Given exercise:
Give every entry again, word for word.

*** Material for this task ***

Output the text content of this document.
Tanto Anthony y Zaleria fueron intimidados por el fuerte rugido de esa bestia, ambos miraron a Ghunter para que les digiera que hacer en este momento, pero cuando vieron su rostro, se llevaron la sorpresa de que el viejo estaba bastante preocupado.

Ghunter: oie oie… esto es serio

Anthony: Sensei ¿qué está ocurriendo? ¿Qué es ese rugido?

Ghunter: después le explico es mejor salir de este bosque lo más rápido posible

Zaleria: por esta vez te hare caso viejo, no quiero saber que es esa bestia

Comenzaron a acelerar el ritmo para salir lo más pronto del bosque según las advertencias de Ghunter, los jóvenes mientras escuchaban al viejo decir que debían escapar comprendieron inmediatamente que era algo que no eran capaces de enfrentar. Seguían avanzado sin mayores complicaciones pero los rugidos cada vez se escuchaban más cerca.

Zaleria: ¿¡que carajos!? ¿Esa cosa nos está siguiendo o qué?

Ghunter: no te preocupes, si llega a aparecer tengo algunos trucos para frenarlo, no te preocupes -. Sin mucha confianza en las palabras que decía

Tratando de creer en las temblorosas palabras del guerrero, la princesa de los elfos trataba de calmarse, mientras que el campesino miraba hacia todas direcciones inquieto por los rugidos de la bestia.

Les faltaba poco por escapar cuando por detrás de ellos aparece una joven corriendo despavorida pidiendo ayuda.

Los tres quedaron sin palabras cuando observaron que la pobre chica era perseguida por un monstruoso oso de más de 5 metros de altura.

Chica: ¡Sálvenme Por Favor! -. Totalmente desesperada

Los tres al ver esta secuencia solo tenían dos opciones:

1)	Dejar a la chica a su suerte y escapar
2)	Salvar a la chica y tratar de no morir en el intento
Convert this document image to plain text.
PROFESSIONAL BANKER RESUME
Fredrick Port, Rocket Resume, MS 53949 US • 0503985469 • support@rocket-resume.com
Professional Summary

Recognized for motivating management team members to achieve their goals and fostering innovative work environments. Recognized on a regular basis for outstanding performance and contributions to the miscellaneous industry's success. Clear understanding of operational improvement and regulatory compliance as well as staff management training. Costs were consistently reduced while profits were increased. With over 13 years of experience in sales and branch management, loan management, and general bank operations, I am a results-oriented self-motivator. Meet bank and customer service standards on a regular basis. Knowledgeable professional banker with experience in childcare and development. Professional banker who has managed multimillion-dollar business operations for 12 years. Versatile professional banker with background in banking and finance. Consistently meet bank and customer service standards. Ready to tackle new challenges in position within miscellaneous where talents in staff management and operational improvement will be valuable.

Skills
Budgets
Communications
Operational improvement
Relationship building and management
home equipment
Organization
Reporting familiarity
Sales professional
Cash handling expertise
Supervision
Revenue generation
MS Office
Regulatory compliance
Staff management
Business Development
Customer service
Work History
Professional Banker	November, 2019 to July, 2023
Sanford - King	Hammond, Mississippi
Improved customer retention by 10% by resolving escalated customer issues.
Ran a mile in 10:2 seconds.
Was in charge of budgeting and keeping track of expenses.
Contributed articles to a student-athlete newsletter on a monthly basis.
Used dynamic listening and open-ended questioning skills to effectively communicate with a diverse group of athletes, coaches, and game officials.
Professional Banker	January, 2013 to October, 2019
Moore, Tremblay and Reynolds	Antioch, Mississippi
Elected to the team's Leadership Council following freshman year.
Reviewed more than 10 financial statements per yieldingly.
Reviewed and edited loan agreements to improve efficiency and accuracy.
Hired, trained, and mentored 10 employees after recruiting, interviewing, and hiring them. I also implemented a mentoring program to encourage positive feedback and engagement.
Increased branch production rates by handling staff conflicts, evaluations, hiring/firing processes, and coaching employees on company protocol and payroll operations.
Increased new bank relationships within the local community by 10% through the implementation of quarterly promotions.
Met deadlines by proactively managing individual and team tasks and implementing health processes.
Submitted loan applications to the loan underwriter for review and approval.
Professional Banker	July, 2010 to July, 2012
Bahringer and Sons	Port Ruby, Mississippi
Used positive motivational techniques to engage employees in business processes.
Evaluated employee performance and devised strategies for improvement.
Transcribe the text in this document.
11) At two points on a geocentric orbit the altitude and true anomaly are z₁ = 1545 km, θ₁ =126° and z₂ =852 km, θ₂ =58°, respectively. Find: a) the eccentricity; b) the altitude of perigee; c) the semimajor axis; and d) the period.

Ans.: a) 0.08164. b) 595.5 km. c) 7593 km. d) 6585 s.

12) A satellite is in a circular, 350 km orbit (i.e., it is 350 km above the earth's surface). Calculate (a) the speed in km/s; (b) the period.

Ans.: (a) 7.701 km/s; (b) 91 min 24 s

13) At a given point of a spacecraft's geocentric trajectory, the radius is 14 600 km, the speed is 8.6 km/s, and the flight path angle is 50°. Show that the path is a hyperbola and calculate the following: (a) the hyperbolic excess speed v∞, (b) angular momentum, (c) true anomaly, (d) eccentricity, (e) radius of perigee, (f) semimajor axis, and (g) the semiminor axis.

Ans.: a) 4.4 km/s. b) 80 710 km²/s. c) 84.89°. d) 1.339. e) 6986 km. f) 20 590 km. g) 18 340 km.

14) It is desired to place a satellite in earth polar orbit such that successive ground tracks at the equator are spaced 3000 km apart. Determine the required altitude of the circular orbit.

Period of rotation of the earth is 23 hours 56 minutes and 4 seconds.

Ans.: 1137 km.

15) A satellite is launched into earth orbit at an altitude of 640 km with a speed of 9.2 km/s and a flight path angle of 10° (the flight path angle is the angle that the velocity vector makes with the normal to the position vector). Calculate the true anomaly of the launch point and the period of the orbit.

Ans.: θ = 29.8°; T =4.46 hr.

***

Worked solution:
Output the text content of this document.
Tanto Anthony y Zaleria fueron intimidados por el fuerte rugido de esa bestia, ambos miraron a Ghunter para que les digiera que hacer en este momento, pero cuando vieron su rostro, se llevaron la sorpresa de que el viejo estaba bastante preocupado.

Ghunter: oie oie… esto es serio

Anthony: Sensei ¿qué está ocurriendo? ¿Qué es ese rugido?

Ghunter: después le explico es mejor salir de este bosque lo más rápido posible

Zaleria: por esta vez te hare caso viejo, no quiero saber que es esa bestia

Comenzaron a acelerar el ritmo para salir lo más pronto del bosque según las advertencias de Ghunter, los jóvenes mientras escuchaban al viejo decir que debían escapar comprendieron inmediatamente que era algo que no eran capaces de enfrentar. Seguían avanzado sin mayores complicaciones pero los rugidos cada vez se escuchaban más cerca.

Zaleria: ¿¡que carajos!? ¿Esa cosa nos está siguiendo o qué?

Ghunter: no te preocupes, si llega a aparecer tengo algunos trucos para frenarlo, no te preocupes -. Sin mucha confianza en las palabras que decía

Tratando de creer en las temblorosas palabras del guerrero, la princesa de los elfos trataba de calmarse, mientras que el campesino miraba hacia todas direcciones inquieto por los rugidos de la bestia.

Les faltaba poco por escapar cuando por detrás de ellos aparece una joven corriendo despavorida pidiendo ayuda.

Los tres quedaron sin palabras cuando observaron que la pobre chica era perseguida por un monstruoso oso de más de 5 metros de altura.

Chica: ¡Sálvenme Por Favor! -. Totalmente desesperada

Los tres al ver esta secuencia solo tenían dos opciones:

1)	Dejar a la chica a su suerte y escapar
2)	Salvar a la chica y tratar de no morir en el intento
Convert this document image to plain text.
PROFESSIONAL BANKER RESUME
Fredrick Port, Rocket Resume, MS 53949 US • 0503985469 • support@rocket-resume.com
Professional Summary

Recognized for motivating management team members to achieve their goals and fostering innovative work environments. Recognized on a regular basis for outstanding performance and contributions to the miscellaneous industry's success. Clear understanding of operational improvement and regulatory compliance as well as staff management training. Costs were consistently reduced while profits were increased. With over 13 years of experience in sales and branch management, loan management, and general bank operations, I am a results-oriented self-motivator. Meet bank and customer service standards on a regular basis. Knowledgeable professional banker with experience in childcare and development. Professional banker who has managed multimillion-dollar business operations for 12 years. Versatile professional banker with background in banking and finance. Consistently meet bank and customer service standards. Ready to tackle new challenges in position within miscellaneous where talents in staff management and operational improvement will be valuable.

Skills
Budgets
Communications
Operational improvement
Relationship building and management
home equipment
Organization
Reporting familiarity
Sales professional
Cash handling expertise
Supervision
Revenue generation
MS Office
Regulatory compliance
Staff management
Business Development
Customer service
Work History
Professional Banker	November, 2019 to July, 2023
Sanford - King	Hammond, Mississippi
Improved customer retention by 10% by resolving escalated customer issues.
Ran a mile in 10:2 seconds.
Was in charge of budgeting and keeping track of expenses.
Contributed articles to a student-athlete newsletter on a monthly basis.
Used dynamic listening and open-ended questioning skills to effectively communicate with a diverse group of athletes, coaches, and game officials.
Professional Banker	January, 2013 to October, 2019
Moore, Tremblay and Reynolds	Antioch, Mississippi
Elected to the team's Leadership Council following freshman year.
Reviewed more than 10 financial statements per yieldingly.
Reviewed and edited loan agreements to improve efficiency and accuracy.
Hired, trained, and mentored 10 employees after recruiting, interviewing, and hiring them. I also implemented a mentoring program to encourage positive feedback and engagement.
Increased branch production rates by handling staff conflicts, evaluations, hiring/firing processes, and coaching employees on company protocol and payroll operations.
Increased new bank relationships within the local community by 10% through the implementation of quarterly promotions.
Met deadlines by proactively managing individual and team tasks and implementing health processes.
Submitted loan applications to the loan underwriter for review and approval.
Professional Banker	July, 2010 to July, 2012
Bahringer and Sons	Port Ruby, Mississippi
Used positive motivational techniques to engage employees in business processes.
Evaluated employee performance and devised strategies for improvement.
Transcribe the text in this document.
11) At two points on a geocentric orbit the altitude and true anomaly are z₁ = 1545 km, θ₁ =126° and z₂ =852 km, θ₂ =58°, respectively. Find: a) the eccentricity; b) the altitude of perigee; c) the semimajor axis; and d) the period.

Ans.: a) 0.08164. b) 595.5 km. c) 7593 km. d) 6585 s.

12) A satellite is in a circular, 350 km orbit (i.e., it is 350 km above the earth's surface). Calculate (a) the speed in km/s; (b) the period.

Ans.: (a) 7.701 km/s; (b) 91 min 24 s

13) At a given point of a spacecraft's geocentric trajectory, the radius is 14 600 km, the speed is 8.6 km/s, and the flight path angle is 50°. Show that the path is a hyperbola and calculate the following: (a) the hyperbolic excess speed v∞, (b) angular momentum, (c) true anomaly, (d) eccentricity, (e) radius of perigee, (f) semimajor axis, and (g) the semiminor axis.

Ans.: a) 4.4 km/s. b) 80 710 km²/s. c) 84.89°. d) 1.339. e) 6986 km. f) 20 590 km. g) 18 340 km.

14) It is desired to place a satellite in earth polar orbit such that successive ground tracks at the equator are spaced 3000 km apart. Determine the required altitude of the circular orbit.

Period of rotation of the earth is 23 hours 56 minutes and 4 seconds.

Ans.: 1137 km.

15) A satellite is launched into earth orbit at an altitude of 640 km with a speed of 9.2 km/s and a flight path angle of 10° (the flight path angle is the angle that the velocity vector makes with the normal to the position vector). Calculate the true anomaly of the launch point and the period of the orbit.

Ans.: θ = 29.8°; T =4.46 hr.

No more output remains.